[Data entries]
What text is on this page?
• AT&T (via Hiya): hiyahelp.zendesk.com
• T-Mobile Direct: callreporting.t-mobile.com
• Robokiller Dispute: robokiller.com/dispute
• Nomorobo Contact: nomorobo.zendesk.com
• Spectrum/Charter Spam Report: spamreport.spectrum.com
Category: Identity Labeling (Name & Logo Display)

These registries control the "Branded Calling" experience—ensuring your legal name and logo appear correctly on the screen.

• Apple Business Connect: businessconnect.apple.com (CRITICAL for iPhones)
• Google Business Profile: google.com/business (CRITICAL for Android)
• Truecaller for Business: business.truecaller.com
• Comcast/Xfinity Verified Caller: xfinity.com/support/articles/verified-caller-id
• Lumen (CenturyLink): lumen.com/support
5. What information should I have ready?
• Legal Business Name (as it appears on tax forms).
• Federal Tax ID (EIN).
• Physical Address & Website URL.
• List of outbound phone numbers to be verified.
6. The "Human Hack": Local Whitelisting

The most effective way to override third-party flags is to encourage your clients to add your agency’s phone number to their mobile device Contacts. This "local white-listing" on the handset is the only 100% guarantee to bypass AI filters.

Given exercise ▸
Output the records above in their entirety, exactly.

Response to this task ▸
What text is on this page?
• AT&T (via Hiya): hiyahelp.zendesk.com
• T-Mobile Direct: callreporting.t-mobile.com
• Robokiller Dispute: robokiller.com/dispute
• Nomorobo Contact: nomorobo.zendesk.com
• Spectrum/Charter Spam Report: spamreport.spectrum.com
Category: Identity Labeling (Name & Logo Display)

These registries control the "Branded Calling" experience—ensuring your legal name and logo appear correctly on the screen.

• Apple Business Connect: businessconnect.apple.com (CRITICAL for iPhones)
• Google Business Profile: google.com/business (CRITICAL for Android)
• Truecaller for Business: business.truecaller.com
• Comcast/Xfinity Verified Caller: xfinity.com/support/articles/verified-caller-id
• Lumen (CenturyLink): lumen.com/support
5. What information should I have ready?
• Legal Business Name (as it appears on tax forms).
• Federal Tax ID (EIN).
• Physical Address & Website URL.
• List of outbound phone numbers to be verified.
6. The "Human Hack": Local Whitelisting

The most effective way to override third-party flags is to encourage your clients to add your agency’s phone number to their mobile device Contacts. This "local white-listing" on the handset is the only 100% guarantee to bypass AI filters.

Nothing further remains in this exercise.